#### Source excerpt ####

MOVING HANDS,
OVERFLOWING
HEARTS
The Inspiring Trio
Esplanade Recital Studio
Friday (5 January 2018 )
If you wish to get a glimpse of
the future of piano playing in Singapore ,
you could do worse than to attend a concert by students of Singapore ’s
most effective and inspiring piano teachers. The School
of Young Talents at the Nanyang
Academy of Fine Arts is an obvious start-point, but The Musique Loft (an
alliance of music teachers based in Singapore ’s
east coast district founded by Winnie Tay and Angelyn Aw) has much to offer as
well. If one considers that the likes of
Azariah Tan and Clarence Lee (Winnie’s former prodigies) and Serene Koh
(Angelyn’s star pupil) arose from their respective studios, performance of
their current students will need to be taken seriously.
This concert by The Inspiring
Trio – Chen Jing, Toby Tan and Jessie Meng - three students of Winnie Tay, in
support of The Business Times Budding Artist Fund may have important
implications for the future. Dr Andrew Freris, President of the Chopin Society
of Hong Kong, once referred to child prodigies as “real artists who happen to
be really young”. Hence there is evidence that something serious and exciting
is going on in those studios.
Chen Jing (8 years old)

####

## [Written problem 1]
Reproduce word for word the stretch of rows from the first row through the line containing "60, 776, 74]", including both ends.
The rows that follow are unrelated to the text above.

#### Material supplied ####

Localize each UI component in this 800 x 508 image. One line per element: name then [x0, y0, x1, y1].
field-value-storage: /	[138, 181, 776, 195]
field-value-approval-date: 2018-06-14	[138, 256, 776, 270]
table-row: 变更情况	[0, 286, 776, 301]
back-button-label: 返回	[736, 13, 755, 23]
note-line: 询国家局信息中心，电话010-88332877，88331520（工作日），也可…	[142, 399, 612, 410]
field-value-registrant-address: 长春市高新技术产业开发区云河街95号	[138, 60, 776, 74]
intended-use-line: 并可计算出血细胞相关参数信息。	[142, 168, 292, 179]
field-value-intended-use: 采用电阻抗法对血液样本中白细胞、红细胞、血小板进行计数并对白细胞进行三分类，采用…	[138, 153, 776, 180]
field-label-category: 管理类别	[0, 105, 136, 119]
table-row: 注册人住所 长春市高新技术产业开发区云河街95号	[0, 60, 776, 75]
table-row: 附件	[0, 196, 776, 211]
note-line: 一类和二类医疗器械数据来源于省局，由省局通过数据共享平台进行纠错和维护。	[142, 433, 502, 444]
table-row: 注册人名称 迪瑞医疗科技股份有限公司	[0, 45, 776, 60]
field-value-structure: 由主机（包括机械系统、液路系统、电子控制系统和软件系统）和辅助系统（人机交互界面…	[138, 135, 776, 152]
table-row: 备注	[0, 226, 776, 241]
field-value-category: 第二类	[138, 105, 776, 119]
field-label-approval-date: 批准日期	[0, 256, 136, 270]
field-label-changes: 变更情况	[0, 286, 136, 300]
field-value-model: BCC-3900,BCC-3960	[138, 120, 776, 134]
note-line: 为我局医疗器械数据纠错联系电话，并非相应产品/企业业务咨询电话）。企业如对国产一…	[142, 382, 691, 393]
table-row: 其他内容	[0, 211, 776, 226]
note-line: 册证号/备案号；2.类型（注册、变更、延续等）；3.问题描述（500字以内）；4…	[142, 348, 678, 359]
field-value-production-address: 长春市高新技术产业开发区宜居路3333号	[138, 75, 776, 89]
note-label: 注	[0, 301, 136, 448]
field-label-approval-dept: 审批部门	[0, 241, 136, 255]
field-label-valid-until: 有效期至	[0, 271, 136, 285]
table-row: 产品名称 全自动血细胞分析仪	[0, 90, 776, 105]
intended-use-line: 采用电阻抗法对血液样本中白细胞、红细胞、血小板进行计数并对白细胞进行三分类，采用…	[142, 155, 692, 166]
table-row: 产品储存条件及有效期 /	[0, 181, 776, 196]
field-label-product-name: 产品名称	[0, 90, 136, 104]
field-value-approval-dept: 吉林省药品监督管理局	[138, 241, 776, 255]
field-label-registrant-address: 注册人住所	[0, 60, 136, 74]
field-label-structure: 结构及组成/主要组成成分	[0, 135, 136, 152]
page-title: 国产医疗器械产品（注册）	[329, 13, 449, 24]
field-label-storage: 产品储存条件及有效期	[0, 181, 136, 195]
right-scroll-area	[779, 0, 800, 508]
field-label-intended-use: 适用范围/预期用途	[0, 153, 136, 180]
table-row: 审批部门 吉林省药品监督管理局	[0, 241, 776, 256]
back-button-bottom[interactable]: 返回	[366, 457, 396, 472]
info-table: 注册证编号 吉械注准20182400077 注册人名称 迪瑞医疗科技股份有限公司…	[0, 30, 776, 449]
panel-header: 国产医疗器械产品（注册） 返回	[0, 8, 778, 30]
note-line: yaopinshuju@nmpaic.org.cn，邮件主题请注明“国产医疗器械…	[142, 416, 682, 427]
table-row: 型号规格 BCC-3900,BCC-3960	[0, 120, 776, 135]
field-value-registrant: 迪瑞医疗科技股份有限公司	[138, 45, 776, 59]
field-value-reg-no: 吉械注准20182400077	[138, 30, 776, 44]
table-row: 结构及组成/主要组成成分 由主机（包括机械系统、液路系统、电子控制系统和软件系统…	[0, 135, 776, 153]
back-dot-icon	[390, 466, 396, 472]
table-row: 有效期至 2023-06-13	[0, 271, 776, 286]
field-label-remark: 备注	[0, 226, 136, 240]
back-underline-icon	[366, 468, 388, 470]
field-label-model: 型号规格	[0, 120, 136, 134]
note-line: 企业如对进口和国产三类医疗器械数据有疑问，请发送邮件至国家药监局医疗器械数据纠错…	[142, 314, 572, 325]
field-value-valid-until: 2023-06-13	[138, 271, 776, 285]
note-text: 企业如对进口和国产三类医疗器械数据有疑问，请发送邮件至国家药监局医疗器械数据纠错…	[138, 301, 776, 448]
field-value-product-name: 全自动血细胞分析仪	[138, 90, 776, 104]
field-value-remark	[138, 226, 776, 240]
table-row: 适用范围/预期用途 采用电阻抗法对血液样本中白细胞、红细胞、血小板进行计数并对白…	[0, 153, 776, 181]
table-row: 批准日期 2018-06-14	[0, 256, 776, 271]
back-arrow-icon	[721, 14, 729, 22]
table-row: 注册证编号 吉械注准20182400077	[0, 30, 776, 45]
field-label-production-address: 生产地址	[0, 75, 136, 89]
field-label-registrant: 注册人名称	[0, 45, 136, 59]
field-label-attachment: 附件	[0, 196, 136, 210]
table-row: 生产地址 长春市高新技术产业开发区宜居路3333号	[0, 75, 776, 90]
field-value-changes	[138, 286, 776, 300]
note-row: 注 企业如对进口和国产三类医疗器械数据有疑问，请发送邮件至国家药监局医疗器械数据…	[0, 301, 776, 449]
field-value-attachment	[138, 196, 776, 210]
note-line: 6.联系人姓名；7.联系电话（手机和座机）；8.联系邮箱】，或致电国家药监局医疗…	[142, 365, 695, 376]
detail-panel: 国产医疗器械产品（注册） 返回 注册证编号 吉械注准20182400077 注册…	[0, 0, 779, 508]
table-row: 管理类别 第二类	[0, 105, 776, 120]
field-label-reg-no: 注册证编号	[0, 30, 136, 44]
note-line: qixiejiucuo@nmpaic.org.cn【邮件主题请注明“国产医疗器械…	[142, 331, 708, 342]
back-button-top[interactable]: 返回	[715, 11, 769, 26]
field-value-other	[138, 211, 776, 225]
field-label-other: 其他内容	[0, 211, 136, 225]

####

## [Written problem 2]
Summarize the concert notice in two sentences.

## [Full response 1]
Localize each UI component in this 800 x 508 image. One line per element: name then [x0, y0, x1, y1].
field-value-storage: /	[138, 181, 776, 195]
field-value-approval-date: 2018-06-14	[138, 256, 776, 270]
table-row: 变更情况	[0, 286, 776, 301]
back-button-label: 返回	[736, 13, 755, 23]
note-line: 询国家局信息中心，电话010-88332877，88331520（工作日），也可…	[142, 399, 612, 410]
field-value-registrant-address: 长春市高新技术产业开发区云河街95号	[138, 60, 776, 74]

## [Full response 2]
Students of Singapore's most effective and inspiring piano teachers offer a glimpse of the future of piano playing there, and The Musique Loft, founded by Winnie Tay and Angelyn Aw, has much to offer alongside the School of Young Talents at the Nanyang Academy of Fine Arts. The Inspiring Trio (Chen Jing, Toby Tan and Jessie Meng, three students of Winnie Tay) gives a concert at the Esplanade Recital Studio on Friday, 5 January 2018, in support of The Business Times Budding Artist Fund.